→ Given entries:
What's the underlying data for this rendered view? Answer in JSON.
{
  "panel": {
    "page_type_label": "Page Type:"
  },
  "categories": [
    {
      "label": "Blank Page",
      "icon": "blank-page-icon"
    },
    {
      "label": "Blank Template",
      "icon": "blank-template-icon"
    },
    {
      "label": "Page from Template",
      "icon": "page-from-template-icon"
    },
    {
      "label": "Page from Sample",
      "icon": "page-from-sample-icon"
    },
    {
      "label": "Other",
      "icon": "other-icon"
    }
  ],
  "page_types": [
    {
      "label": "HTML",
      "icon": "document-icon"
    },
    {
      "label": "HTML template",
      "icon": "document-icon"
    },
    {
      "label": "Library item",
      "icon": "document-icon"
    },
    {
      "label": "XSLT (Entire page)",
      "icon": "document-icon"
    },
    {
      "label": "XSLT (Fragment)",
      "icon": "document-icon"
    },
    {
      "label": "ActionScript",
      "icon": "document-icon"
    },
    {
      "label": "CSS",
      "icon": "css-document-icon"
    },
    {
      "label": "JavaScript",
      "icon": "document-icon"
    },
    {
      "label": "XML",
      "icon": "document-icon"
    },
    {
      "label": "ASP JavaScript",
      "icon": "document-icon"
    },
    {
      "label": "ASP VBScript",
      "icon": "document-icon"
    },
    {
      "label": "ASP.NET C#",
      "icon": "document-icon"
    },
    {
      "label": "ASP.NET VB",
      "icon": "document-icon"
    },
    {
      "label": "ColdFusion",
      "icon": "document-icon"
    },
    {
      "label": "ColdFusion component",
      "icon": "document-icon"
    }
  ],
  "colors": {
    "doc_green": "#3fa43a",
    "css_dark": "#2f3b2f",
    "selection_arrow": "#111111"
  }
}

→ Exercise directions: Extract each line of the material exactly as it stands.

→ Task result:
What's the underlying data for this rendered view? Answer in JSON.
{
  "panel": {
    "page_type_label": "Page Type:"
  },
  "categories": [
    {
      "label": "Blank Page",
      "icon": "blank-page-icon"
    },
    {
      "label": "Blank Template",
      "icon": "blank-template-icon"
    },
    {
      "label": "Page from Template",
      "icon": "page-from-template-icon"
    },
    {
      "label": "Page from Sample",
      "icon": "page-from-sample-icon"
    },
    {
      "label": "Other",
      "icon": "other-icon"
    }
  ],
  "page_types": [
    {
      "label": "HTML",
      "icon": "document-icon"
    },
    {
      "label": "HTML template",
      "icon": "document-icon"
    },
    {
      "label": "Library item",
      "icon": "document-icon"
    },
    {
      "label": "XSLT (Entire page)",
      "icon": "document-icon"
    },
    {
      "label": "XSLT (Fragment)",
      "icon": "document-icon"
    },
    {
      "label": "ActionScript",
      "icon": "document-icon"
    },
    {
      "label": "CSS",
      "icon": "css-document-icon"
    },
    {
      "label": "JavaScript",
      "icon": "document-icon"
    },
    {
      "label": "XML",
      "icon": "document-icon"
    },
    {
      "label": "ASP JavaScript",
      "icon": "document-icon"
    },
    {
      "label": "ASP VBScript",
      "icon": "document-icon"
    },
    {
      "label": "ASP.NET C#",
      "icon": "document-icon"
    },
    {
      "label": "ASP.NET VB",
      "icon": "document-icon"
    },
    {
      "label": "ColdFusion",
      "icon": "document-icon"
    },
    {
      "label": "ColdFusion component",
      "icon": "document-icon"
    }
  ],
  "colors": {
    "doc_green": "#3fa43a",
    "css_dark": "#2f3b2f",
    "selection_arrow": "#111111"
  }
}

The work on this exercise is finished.